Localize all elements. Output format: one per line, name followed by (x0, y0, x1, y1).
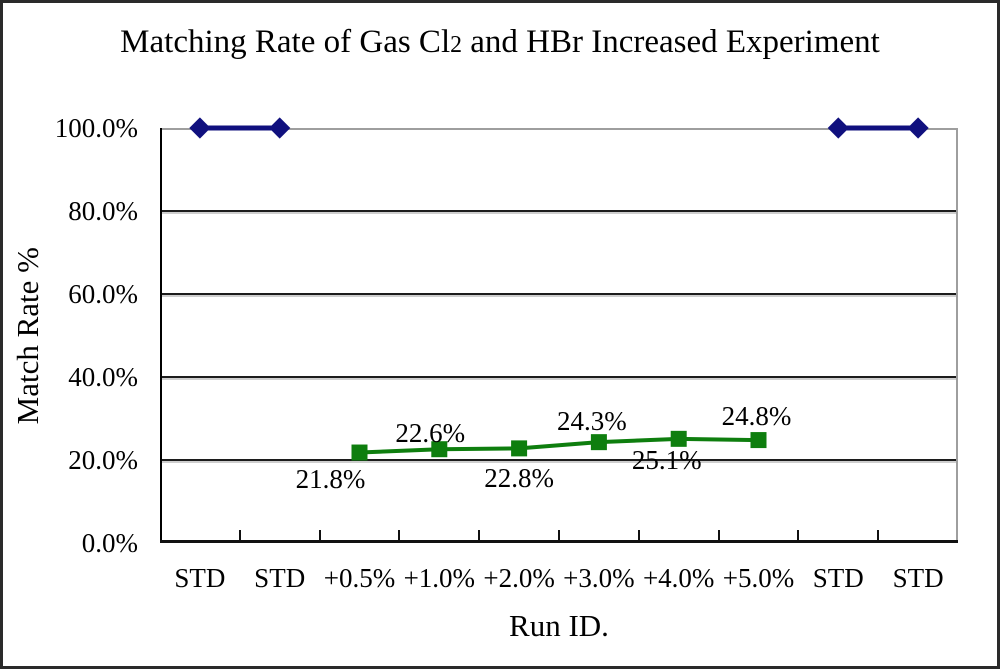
diamond-marker (907, 117, 929, 139)
plot-border-top (160, 128, 958, 130)
y-tick-label: 20.0% (68, 445, 138, 475)
y-tick-label: 40.0% (68, 362, 138, 392)
chart-title-suffix: and HBr Increased Experiment (461, 24, 880, 60)
chart-title-prefix: Matching Rate of Gas Cl (120, 24, 451, 60)
x-tick-label: +4.0% (642, 563, 715, 593)
square-marker (750, 432, 767, 449)
plot-svg (189, 117, 929, 461)
chart-title: Matching Rate of Gas Cl2 and HBr Increas… (0, 24, 1000, 61)
square-marker (431, 441, 448, 458)
x-axis-tick (238, 530, 241, 543)
x-tick-label: +0.5% (323, 563, 396, 593)
x-tick-label: STD (174, 563, 226, 593)
x-axis-title: Run ID. (509, 608, 609, 643)
series-line-square (359, 436, 759, 455)
gridline-40.0% (160, 376, 958, 378)
plot-area: 21.8% 22.6% 22.8% 24.3% 25.1% 24.8% (160, 117, 958, 543)
x-tick-label: STD (892, 563, 944, 593)
y-axis-tick-labels: 0.0% 20.0% 40.0% 60.0% 80.0% 100.0% (0, 114, 140, 557)
x-tick-label: +2.0% (483, 563, 555, 593)
x-axis-tick (797, 530, 800, 543)
x-tick-label: +1.0% (403, 563, 476, 593)
y-tick-label: 100.0% (54, 113, 138, 143)
chart-title-subscript: 2 (450, 32, 462, 58)
square-marker (590, 434, 607, 451)
y-tick-label: 0.0% (81, 528, 138, 558)
y-tick-label: 80.0% (68, 196, 138, 226)
x-tick-label: +5.0% (722, 563, 795, 593)
plot-border-right (956, 128, 958, 543)
diamond-marker (827, 117, 849, 139)
gridline-20.0% (160, 459, 958, 461)
square-marker (351, 444, 368, 461)
x-tick-label: +3.0% (563, 563, 635, 593)
x-axis-tick (717, 530, 720, 543)
x-tick-label: STD (254, 563, 306, 593)
y-axis-line (160, 128, 162, 543)
square-marker (511, 440, 528, 457)
square-marker (670, 430, 687, 447)
x-tick-label: STD (812, 563, 864, 593)
y-tick-label: 60.0% (68, 279, 138, 309)
gridline-60.0% (160, 293, 958, 295)
x-axis-tick (558, 530, 560, 543)
x-axis-tick (318, 530, 321, 543)
x-axis-tick (398, 530, 401, 543)
x-axis-tick (478, 530, 481, 543)
x-axis-tick-labels: STD STD +0.5% +1.0% +2.0% +3.0% +4.0% +5.0% STD S… (160, 562, 958, 598)
diamond-marker (269, 117, 291, 139)
x-axis-tick (637, 530, 640, 543)
gridline-80.0% (160, 210, 958, 212)
x-axis-tick (877, 530, 880, 543)
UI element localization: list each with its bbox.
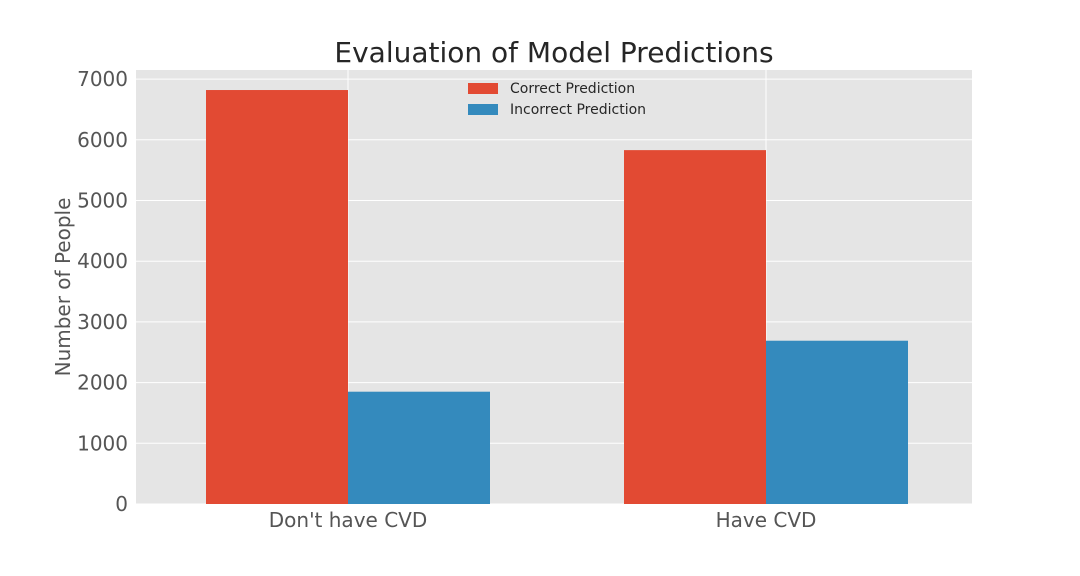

* * * * *

_Exercise aim_:
Rewrite every line of the records above as a Markdown table with the columns "Row" and "Line", numbering the rows in order. Skip blank lines and leave the pictures out.

_Response to the task_:
| Row | Line |
|---|---|
| 1 | Localize all elements. Output format: one per line, name followed by (x0, y0, x1, y1). |
| 2 | diamond-marker (907, 117, 929, 139) |
| 3 | plot-border-top (160, 128, 958, 130) |
| 4 | y-tick-label: 20.0% (68, 445, 138, 475) |
| 5 | y-tick-label: 40.0% (68, 362, 138, 392) |
| 6 | chart-title-suffix: and HBr Increased Experiment (461, 24, 880, 60) |
| 7 | chart-title-prefix: Matching Rate of Gas Cl (120, 24, 451, 60) |
| 8 | x-tick-label: +4.0% (642, 563, 715, 593) |
| 9 | square-marker (750, 432, 767, 449) |
| 10 | plot-svg (189, 117, 929, 461) |
| 11 | chart-title: Matching Rate of Gas Cl2 and HBr Increas… (0, 24, 1000, 61) |
| 12 | square-marker (431, 441, 448, 458) |
| 13 | x-axis-tick (238, 530, 241, 543) |
| 14 | x-tick-label: +0.5% (323, 563, 396, 593) |
| 15 | x-tick-label: STD (174, 563, 226, 593) |
| 16 | x-axis-title: Run ID. (509, 608, 609, 643) |
| 17 | series-line-square (359, 436, 759, 455) |
| 18 | gridline-40.0% (160, 376, 958, 378) |
| 19 | plot-area: 21.8% 22.6% 22.8% 24.3% 25.1% 24.8% (160, 117, 958, 543) |
| 20 | x-tick-label: STD (892, 563, 944, 593) |
| 21 | y-axis-tick-labels: 0.0% 20.0% 40.0% 60.0% 80.0% 100.0% (0, 114, 140, 557) |
| 22 | x-tick-label: +2.0% (483, 563, 555, 593) |
| 23 | x-axis-tick (797, 530, 800, 543) |
| 24 | x-tick-label: +1.0% (403, 563, 476, 593) |
| 25 | y-tick-label: 100.0% (54, 113, 138, 143) |
| 26 | chart-title-subscript: 2 (450, 32, 462, 58) |
| 27 | square-marker (590, 434, 607, 451) |
| 28 | y-tick-label: 0.0% (81, 528, 138, 558) |
| 29 | y-tick-label: 80.0% (68, 196, 138, 226) |
| 30 | x-tick-label: +5.0% (722, 563, 795, 593) |
| 31 | plot-border-right (956, 128, 958, 543) |
| 32 | diamond-marker (827, 117, 849, 139) |
| 33 | gridline-20.0% (160, 459, 958, 461) |
| 34 | square-marker (351, 444, 368, 461) |
| 35 | x-tick-label: +3.0% (563, 563, 635, 593) |
| 36 | x-axis-tick (717, 530, 720, 543) |
| 37 | x-tick-label: STD (254, 563, 306, 593) |
| 38 | y-axis-line (160, 128, 162, 543) |
| 39 | square-marker (511, 440, 528, 457) |
| 40 | square-marker (670, 430, 687, 447) |
| 41 | x-tick-label: STD (812, 563, 864, 593) |
| 42 | y-tick-label: 60.0% (68, 279, 138, 309) |
| 43 | gridline-60.0% (160, 293, 958, 295) |
| 44 | x-axis-tick (558, 530, 560, 543) |
| 45 | x-axis-tick (318, 530, 321, 543) |
| 46 | x-axis-tick (398, 530, 401, 543) |
| 47 | x-axis-tick (478, 530, 481, 543) |
| 48 | x-axis-tick-labels: STD STD +0.5% +1.0% +2.0% +3.0% +4.0% +5.0% STD S… (160, 562, 958, 598) |
| 49 | diamond-marker (269, 117, 291, 139) |
| 50 | x-axis-tick (637, 530, 640, 543) |
| 51 | gridline-80.0% (160, 210, 958, 212) |
| 52 | x-axis-tick (877, 530, 880, 543) |
| 53 | UI element localization: list each with its bbox. |